■ SUPPLIED DATA
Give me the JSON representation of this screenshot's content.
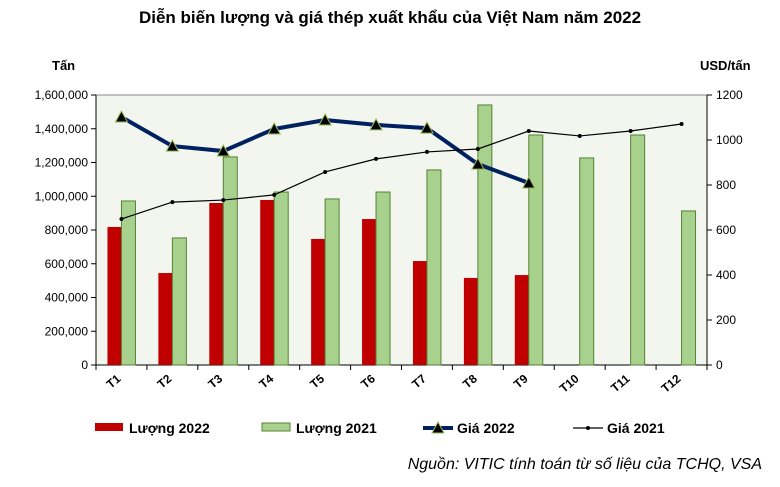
{
  "chart_data": {
    "type": "bar",
    "title": "Diễn biến lượng và giá thép xuất khẩu của Việt Nam năm 2022",
    "ylabel": "Tấn",
    "y2label": "USD/tấn",
    "ylim": [
      0,
      1600000
    ],
    "y2lim": [
      0,
      1200
    ],
    "yticks": [
      "0",
      "200,000",
      "400,000",
      "600,000",
      "800,000",
      "1,000,000",
      "1,200,000",
      "1,400,000",
      "1,600,000"
    ],
    "y2ticks": [
      "0",
      "200",
      "400",
      "600",
      "800",
      "1000",
      "1200"
    ],
    "categories": [
      "T1",
      "T2",
      "T3",
      "T4",
      "T5",
      "T6",
      "T7",
      "T8",
      "T9",
      "T10",
      "T11",
      "T12"
    ],
    "series": [
      {
        "name": "Lượng 2022",
        "kind": "bar",
        "axis": "left",
        "color": "#c00000",
        "values": [
          818000,
          545000,
          960000,
          978000,
          747000,
          865000,
          616000,
          516000,
          533000,
          null,
          null,
          null
        ]
      },
      {
        "name": "Lượng 2021",
        "kind": "bar",
        "axis": "left",
        "color": "#a9d18e",
        "values": [
          972000,
          753000,
          1233000,
          1025000,
          984000,
          1025000,
          1156000,
          1541000,
          1363000,
          1227000,
          1363000,
          913000
        ]
      },
      {
        "name": "Giá 2022",
        "kind": "line",
        "axis": "right",
        "color": "#002060",
        "values": [
          1102,
          973,
          951,
          1049,
          1089,
          1067,
          1053,
          893,
          809,
          null,
          null,
          null
        ]
      },
      {
        "name": "Giá 2021",
        "kind": "line",
        "axis": "right",
        "color": "#000000",
        "values": [
          649,
          724,
          733,
          756,
          858,
          916,
          947,
          960,
          1040,
          1018,
          1040,
          1071
        ]
      }
    ],
    "legend": "bottom"
  },
  "source": "Nguồn: VITIC tính toán từ số liệu của TCHQ, VSA"
}
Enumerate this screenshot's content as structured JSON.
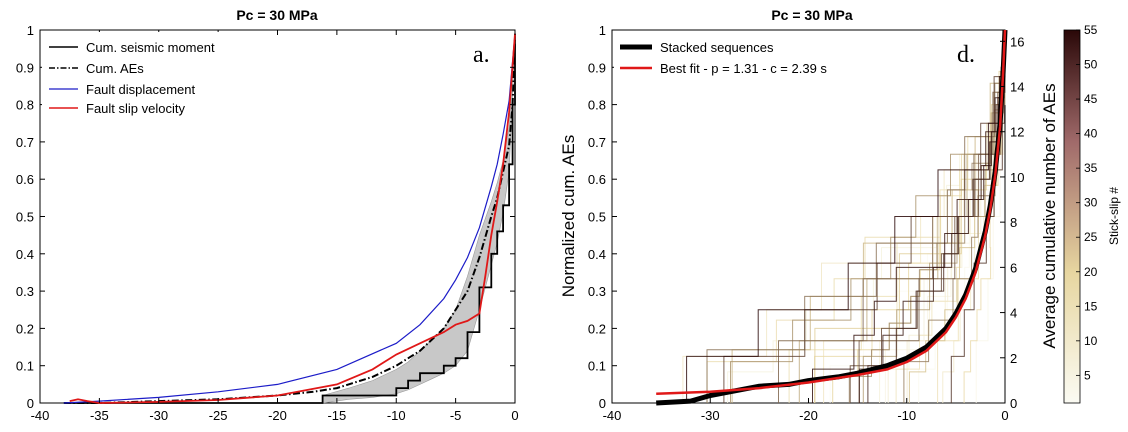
{
  "chart_data": [
    {
      "type": "line",
      "title": "Pc = 30 MPa",
      "panel_label": "a.",
      "xlabel": "",
      "ylabel": "",
      "xlim": [
        -40,
        0
      ],
      "ylim": [
        0,
        1
      ],
      "x_ticks": [
        -40,
        -35,
        -30,
        -25,
        -20,
        -15,
        -10,
        -5,
        0
      ],
      "y_ticks": [
        0,
        0.1,
        0.2,
        0.3,
        0.4,
        0.5,
        0.6,
        0.7,
        0.8,
        0.9,
        1
      ],
      "x_tick_labels": [
        "-40",
        "-35",
        "-30",
        "-25",
        "-20",
        "-15",
        "-10",
        "-5",
        "0"
      ],
      "y_tick_labels": [
        "0",
        "0.1",
        "0.2",
        "0.3",
        "0.4",
        "0.5",
        "0.6",
        "0.7",
        "0.8",
        "0.9",
        "1"
      ],
      "legend_position": "top-left",
      "series": [
        {
          "name": "Cum. seismic moment",
          "color": "#000000",
          "style": "solid",
          "step": true,
          "x": [
            -37.5,
            -35,
            -30,
            -20,
            -16.2,
            -16.2,
            -12,
            -10,
            -9,
            -8,
            -6,
            -5,
            -4,
            -3,
            -2,
            -1.5,
            -1,
            -0.5,
            -0.2,
            0
          ],
          "y": [
            0,
            0,
            0,
            0,
            0,
            0.02,
            0.02,
            0.04,
            0.06,
            0.08,
            0.1,
            0.12,
            0.19,
            0.31,
            0.4,
            0.46,
            0.53,
            0.64,
            0.8,
            0.99
          ]
        },
        {
          "name": "Cum. AEs",
          "color": "#000000",
          "style": "dashdot",
          "x": [
            -38,
            -35,
            -30,
            -25,
            -20,
            -17,
            -15,
            -12,
            -10,
            -8,
            -6,
            -5,
            -4,
            -3,
            -2,
            -1.5,
            -1,
            -0.5,
            -0.2,
            0
          ],
          "y": [
            0,
            0,
            0.005,
            0.01,
            0.02,
            0.03,
            0.04,
            0.07,
            0.1,
            0.14,
            0.2,
            0.25,
            0.3,
            0.39,
            0.5,
            0.55,
            0.62,
            0.69,
            0.8,
            0.98
          ]
        },
        {
          "name": "Fault displacement",
          "color": "#1c1cc8",
          "style": "solid",
          "x": [
            -38,
            -35,
            -30,
            -25,
            -20,
            -15,
            -10,
            -8,
            -6,
            -5,
            -4,
            -3,
            -2,
            -1.5,
            -1,
            -0.5,
            0
          ],
          "y": [
            0,
            0.005,
            0.015,
            0.03,
            0.05,
            0.09,
            0.16,
            0.21,
            0.28,
            0.33,
            0.39,
            0.47,
            0.58,
            0.64,
            0.72,
            0.81,
            0.99
          ]
        },
        {
          "name": "Fault slip velocity",
          "color": "#e01818",
          "style": "solid",
          "x": [
            -37.5,
            -36.8,
            -36,
            -35,
            -30,
            -25,
            -20,
            -15,
            -12,
            -10,
            -8,
            -6,
            -5,
            -4,
            -3,
            -2.5,
            -2,
            -1.5,
            -1,
            -0.5,
            0
          ],
          "y": [
            0.005,
            0.01,
            0.005,
            0.0,
            0.003,
            0.008,
            0.02,
            0.05,
            0.09,
            0.13,
            0.16,
            0.19,
            0.21,
            0.22,
            0.24,
            0.34,
            0.45,
            0.54,
            0.64,
            0.78,
            0.99
          ]
        }
      ],
      "band": {
        "color": "#c8c8c8",
        "x": [
          -16.2,
          -14,
          -12,
          -10,
          -9,
          -8,
          -7,
          -6,
          -5,
          -4,
          -3,
          -2,
          -1.5,
          -1,
          -0.5,
          0
        ],
        "y_low": [
          0.0,
          0.01,
          0.015,
          0.025,
          0.035,
          0.05,
          0.065,
          0.08,
          0.1,
          0.14,
          0.25,
          0.37,
          0.43,
          0.51,
          0.62,
          0.97
        ],
        "y_high": [
          0.02,
          0.04,
          0.06,
          0.09,
          0.11,
          0.14,
          0.17,
          0.2,
          0.25,
          0.34,
          0.45,
          0.54,
          0.59,
          0.65,
          0.74,
          1.0
        ]
      }
    },
    {
      "type": "line",
      "title": "Pc = 30 MPa",
      "panel_label": "d.",
      "xlabel": "",
      "ylabel": "Normalized cum. AEs",
      "ylabel_right": "Average cumulative number of AEs",
      "xlim": [
        -40,
        0
      ],
      "ylim": [
        0,
        1
      ],
      "y_right_lim": [
        0,
        16.5
      ],
      "x_ticks": [
        -40,
        -30,
        -20,
        -10,
        0
      ],
      "x_tick_labels": [
        "-40",
        "-30",
        "-20",
        "-10",
        "0"
      ],
      "y_ticks": [
        0,
        0.1,
        0.2,
        0.3,
        0.4,
        0.5,
        0.6,
        0.7,
        0.8,
        0.9,
        1
      ],
      "y_tick_labels": [
        "0",
        "0.1",
        "0.2",
        "0.3",
        "0.4",
        "0.5",
        "0.6",
        "0.7",
        "0.8",
        "0.9",
        "1"
      ],
      "y_right_ticks": [
        0,
        2,
        4,
        6,
        8,
        10,
        12,
        14,
        16
      ],
      "y_right_tick_labels": [
        "0",
        "2",
        "4",
        "6",
        "8",
        "10",
        "12",
        "14",
        "16"
      ],
      "legend_position": "top-left",
      "series": [
        {
          "name": "Stacked sequences",
          "color": "#000000",
          "style": "solid",
          "width": 5,
          "x": [
            -35.5,
            -32,
            -30,
            -27,
            -25,
            -22,
            -20,
            -17,
            -15,
            -12,
            -10,
            -8,
            -6,
            -5,
            -4,
            -3,
            -2,
            -1.5,
            -1,
            -0.5,
            -0.2,
            0
          ],
          "y": [
            0.0,
            0.005,
            0.02,
            0.035,
            0.045,
            0.05,
            0.06,
            0.07,
            0.08,
            0.1,
            0.12,
            0.15,
            0.2,
            0.24,
            0.29,
            0.36,
            0.46,
            0.53,
            0.62,
            0.75,
            0.88,
            1.0
          ]
        },
        {
          "name": "Best fit - p = 1.31 - c = 2.39 s",
          "color": "#e01818",
          "style": "solid",
          "width": 2.5,
          "x": [
            -35.5,
            -30,
            -25,
            -20,
            -15,
            -12,
            -10,
            -8,
            -6,
            -5,
            -4,
            -3,
            -2,
            -1.5,
            -1,
            -0.5,
            -0.2,
            0
          ],
          "y": [
            0.025,
            0.03,
            0.04,
            0.055,
            0.075,
            0.09,
            0.11,
            0.14,
            0.19,
            0.23,
            0.28,
            0.35,
            0.45,
            0.52,
            0.61,
            0.74,
            0.88,
            1.0
          ]
        }
      ],
      "colorbar": {
        "label": "Stick-slip #",
        "min": 1,
        "max": 55,
        "ticks": [
          5,
          10,
          15,
          20,
          25,
          30,
          35,
          40,
          45,
          50,
          55
        ],
        "tick_labels": [
          "5",
          "10",
          "15",
          "20",
          "25",
          "30",
          "35",
          "40",
          "45",
          "50",
          "55"
        ],
        "color_low": "#fbfbf3",
        "color_mid": "#e7d6a0",
        "color_high": "#2a0808"
      }
    }
  ]
}
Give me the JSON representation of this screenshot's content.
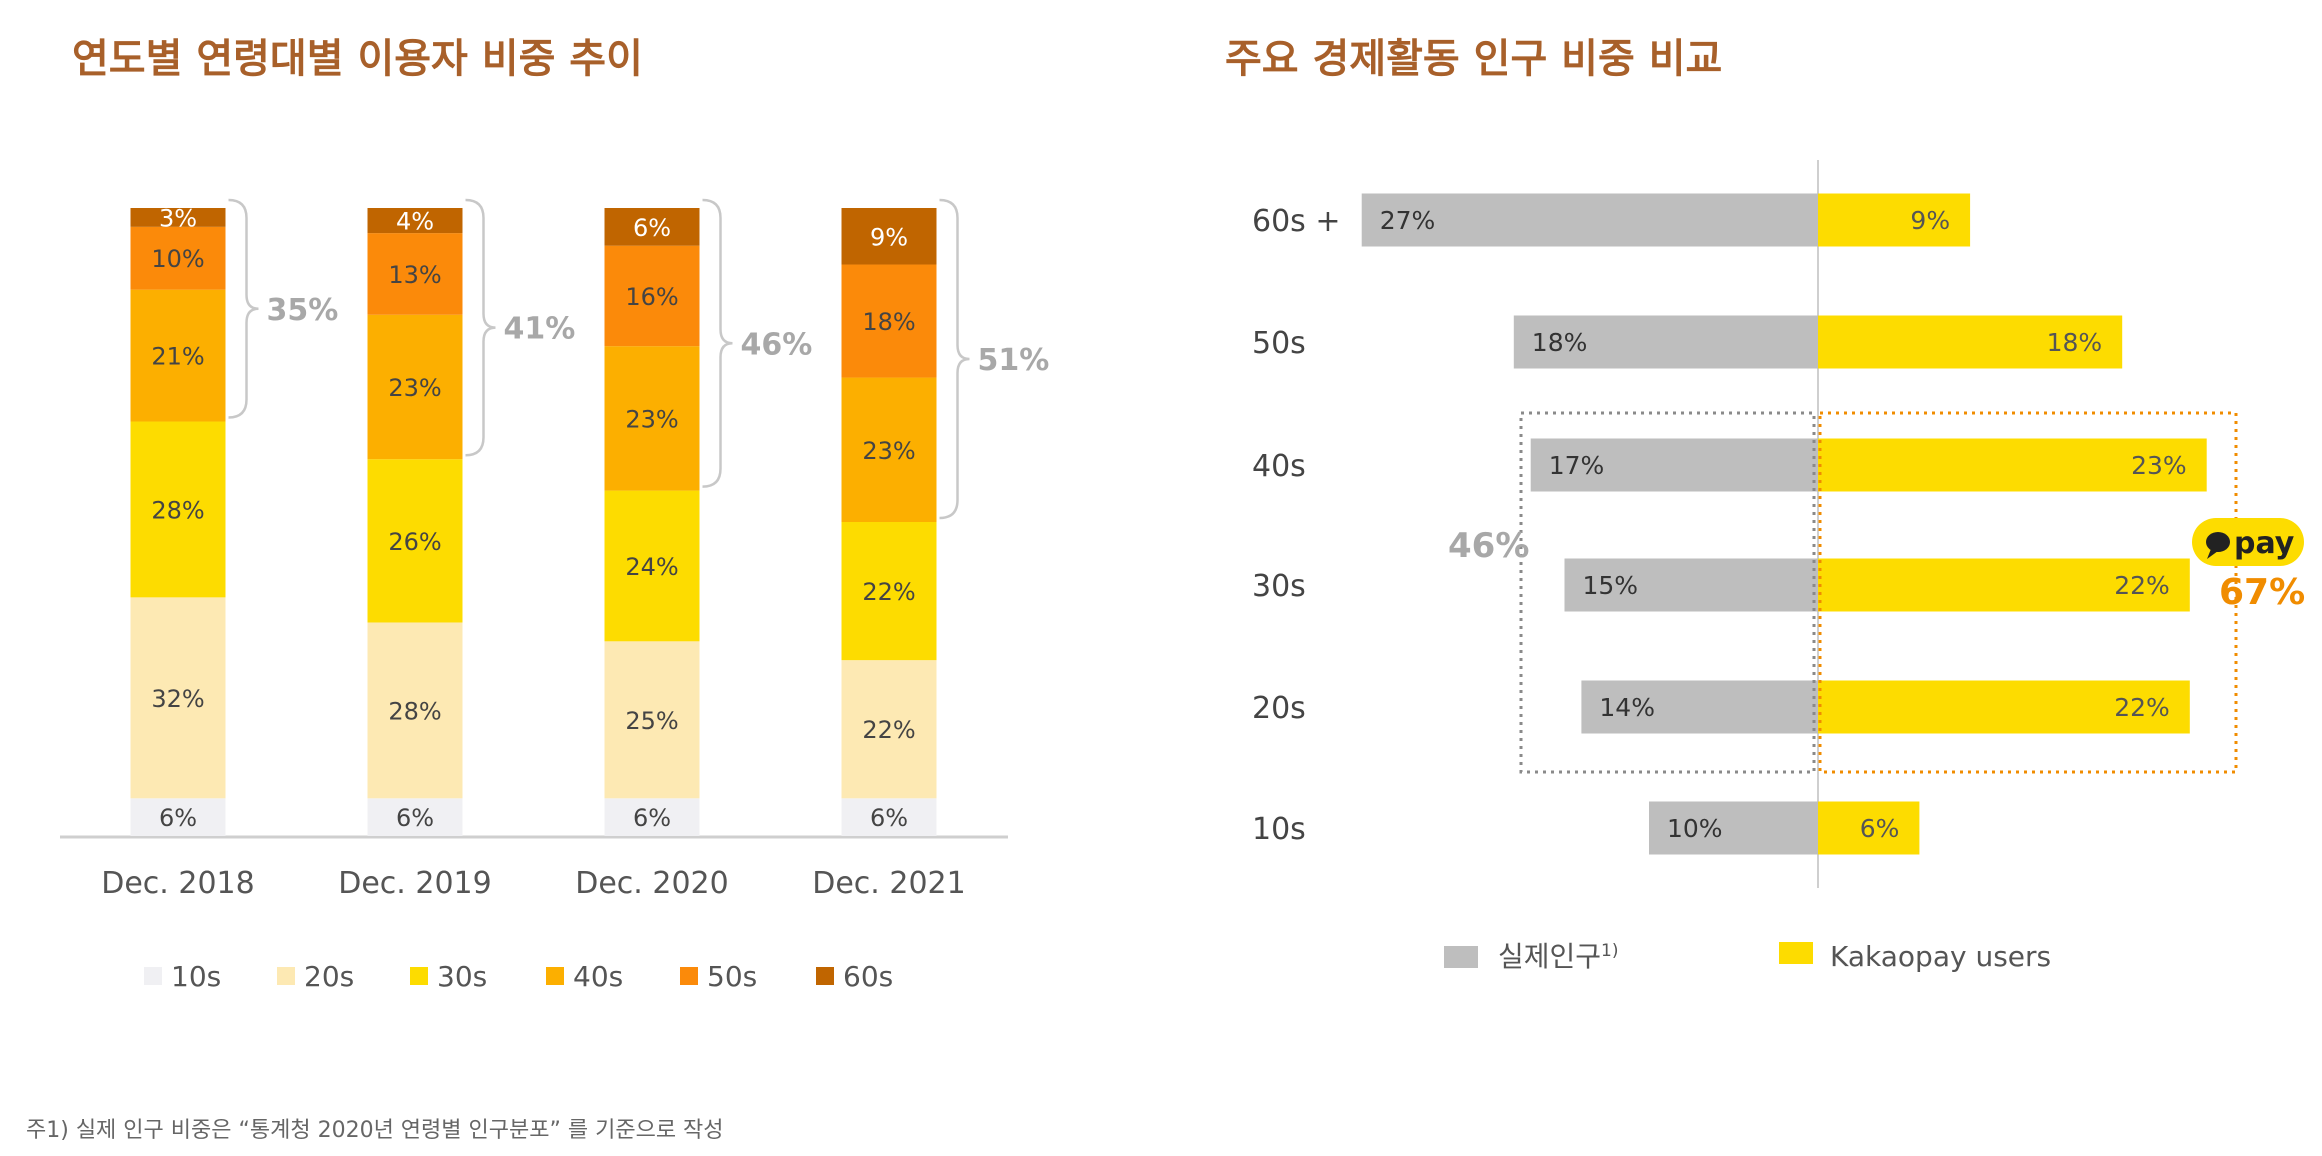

■ YOUR GOAL
For each line in the data above that contains the string "Fault", extract the line.

■ SOLUTION FOR THIS TASK
          "name": "Fault displacement",
          "name": "Fault slip velocity",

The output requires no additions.